Texto fornecido:
══════════════════════════════

Se você olha para cima, vê o rosto da atriz em ação. Se olha para baixo, a ação em si. Ao virar a cabeça, olha a janela, a parte desocupada da cama… A realidade virtual é uma das maiores apostas do setor de tecnologia para um futuro próximo e, como é bem comum, foi abraçada de forma bastante precoce por outra indústria, a pornô.

Nesta semana, o Pornhub, um dos maiores sites de pornografia do mundo, com 3 milhões de vídeos no catálogo, anunciou o lançamento de uma seção só com filmes para esse formato. Os filmes podem ser vistos por meio de óculos virtuais como o Samsung Gear VR, vendido no Brasil por R$ 800, e o Google Cardboard, que usam smartphones como geradores de conteúdo (você reproduz o vídeo no celular e o conecta ao óculos para ver o vídeo em três dimensões).

No caso desse último, um acessório de papelão desenvolvido pela gigante das buscas, o site promete distribuir 10 mil unidades nos Estados Unidos, para quem se cadastrar.

══════════════════════════════

Suas tarefas:
**a)** Reproduza o trecho do texto sobre pornografia em realidade virtual que vai de "Se você olha" até "indústria, a pornô.", inclusive.
**b)** Escreva a continuação do texto sobre pornografia em realidade virtual a partir da última frase apresentada.

Linhas:
══════════════════════════════

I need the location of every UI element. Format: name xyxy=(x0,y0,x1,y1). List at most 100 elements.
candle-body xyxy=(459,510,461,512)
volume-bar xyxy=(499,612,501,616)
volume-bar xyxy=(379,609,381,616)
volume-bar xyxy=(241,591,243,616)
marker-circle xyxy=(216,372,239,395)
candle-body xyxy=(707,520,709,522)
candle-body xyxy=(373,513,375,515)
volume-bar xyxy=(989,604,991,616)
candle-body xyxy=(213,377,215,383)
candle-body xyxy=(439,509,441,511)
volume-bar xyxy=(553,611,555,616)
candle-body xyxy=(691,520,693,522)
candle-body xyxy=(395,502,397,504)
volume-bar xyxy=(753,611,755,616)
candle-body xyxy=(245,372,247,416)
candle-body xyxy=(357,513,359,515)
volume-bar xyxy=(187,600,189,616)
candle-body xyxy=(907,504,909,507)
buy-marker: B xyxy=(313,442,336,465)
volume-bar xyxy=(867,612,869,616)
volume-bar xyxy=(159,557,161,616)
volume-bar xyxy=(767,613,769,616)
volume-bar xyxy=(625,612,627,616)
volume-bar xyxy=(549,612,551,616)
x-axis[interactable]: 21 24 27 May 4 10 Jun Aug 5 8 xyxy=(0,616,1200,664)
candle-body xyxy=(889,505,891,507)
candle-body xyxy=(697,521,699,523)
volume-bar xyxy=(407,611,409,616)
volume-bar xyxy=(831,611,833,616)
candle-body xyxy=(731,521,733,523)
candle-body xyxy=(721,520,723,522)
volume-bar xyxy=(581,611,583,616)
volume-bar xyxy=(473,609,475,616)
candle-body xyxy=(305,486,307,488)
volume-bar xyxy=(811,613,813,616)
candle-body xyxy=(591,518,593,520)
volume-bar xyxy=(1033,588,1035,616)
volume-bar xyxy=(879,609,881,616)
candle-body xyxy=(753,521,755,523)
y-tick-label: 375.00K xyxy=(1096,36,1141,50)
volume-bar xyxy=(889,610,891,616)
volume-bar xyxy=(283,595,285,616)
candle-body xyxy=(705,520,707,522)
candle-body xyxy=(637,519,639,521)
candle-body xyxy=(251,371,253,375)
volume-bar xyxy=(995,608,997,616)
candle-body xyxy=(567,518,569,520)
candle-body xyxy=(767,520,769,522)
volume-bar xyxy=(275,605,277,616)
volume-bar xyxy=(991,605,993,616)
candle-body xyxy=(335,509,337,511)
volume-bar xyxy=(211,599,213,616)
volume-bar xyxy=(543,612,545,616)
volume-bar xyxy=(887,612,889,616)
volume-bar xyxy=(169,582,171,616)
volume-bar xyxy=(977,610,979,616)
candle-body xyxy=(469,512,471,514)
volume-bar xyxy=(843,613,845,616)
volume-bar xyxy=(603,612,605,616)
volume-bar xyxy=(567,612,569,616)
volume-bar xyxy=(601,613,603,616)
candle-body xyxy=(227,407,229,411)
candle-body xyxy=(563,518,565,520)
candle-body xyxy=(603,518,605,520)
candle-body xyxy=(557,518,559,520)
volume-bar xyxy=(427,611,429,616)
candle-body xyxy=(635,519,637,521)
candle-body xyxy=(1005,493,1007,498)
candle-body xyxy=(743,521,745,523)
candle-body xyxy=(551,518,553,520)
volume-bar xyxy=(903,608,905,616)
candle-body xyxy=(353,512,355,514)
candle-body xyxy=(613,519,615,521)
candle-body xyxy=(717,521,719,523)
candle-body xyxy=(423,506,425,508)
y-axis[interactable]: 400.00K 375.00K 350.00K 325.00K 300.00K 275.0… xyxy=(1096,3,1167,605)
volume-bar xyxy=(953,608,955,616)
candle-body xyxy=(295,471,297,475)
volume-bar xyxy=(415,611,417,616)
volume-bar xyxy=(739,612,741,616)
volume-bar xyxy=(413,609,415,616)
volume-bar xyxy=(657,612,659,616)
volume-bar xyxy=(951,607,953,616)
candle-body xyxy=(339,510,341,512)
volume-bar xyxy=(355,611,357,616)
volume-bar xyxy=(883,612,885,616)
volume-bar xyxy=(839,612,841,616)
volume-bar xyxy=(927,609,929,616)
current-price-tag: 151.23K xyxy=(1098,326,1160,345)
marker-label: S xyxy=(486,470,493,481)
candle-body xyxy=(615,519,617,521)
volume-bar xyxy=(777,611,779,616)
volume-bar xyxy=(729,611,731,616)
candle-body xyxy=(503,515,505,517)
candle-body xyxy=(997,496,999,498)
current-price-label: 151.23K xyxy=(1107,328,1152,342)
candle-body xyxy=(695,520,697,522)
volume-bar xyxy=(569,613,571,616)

══════════════════════════════

Respostas:
**a)**
Se você olha para cima, vê o rosto da atriz em ação. Se olha para baixo, a ação em si. Ao virar a cabeça, olha a janela, a parte desocupada da cama… A realidade virtual é uma das maiores apostas do setor de tecnologia para um futuro próximo e, como é bem comum, foi abraçada de forma bastante precoce por outra indústria, a pornô.

**b)**
“Agora, nossos usuários podem não apenas ver nosso conteúdo, mas serem protagonistas na experiência e interagir com seus astros pornôs favoritos”, prometeu, em nota, Corey Price, vice-presidente do site.

Bem, a promessa é essa. Mas, o que o canal oferece de fato ainda é bem menos do que isso. Nos vídeos assistidos pela Folha (em um Motorola Moto X acoplado a um Google Cardboard), o formato é mais 180º do que 360º.

A maioria das cenas é filmada do ponto de vista do ator (o homem), então o que se tem, no máximo, é a visão do homem na relação –não de, digamos, ser o convidado especial de ménage, com acesso a todos os ângulos do set. Mas é inegável que se trata de uma experiência mais imersiva do que assistir pornografia no velho laptop: você se interessa mais por uma determinada parte do corpo dos protagonistas? É só olhar fixamente para ela e abstrair o resto.

Alguns bugs também apareceram: nem sempre a imagem exibida no celular correspondia à posição da cabeça do usuário –ao olhar para a frente, por exemplo, às vezes não se via nada e, para haver alguma ação, era preciso ficar com a cabeça para baixo, um tanto incômodo.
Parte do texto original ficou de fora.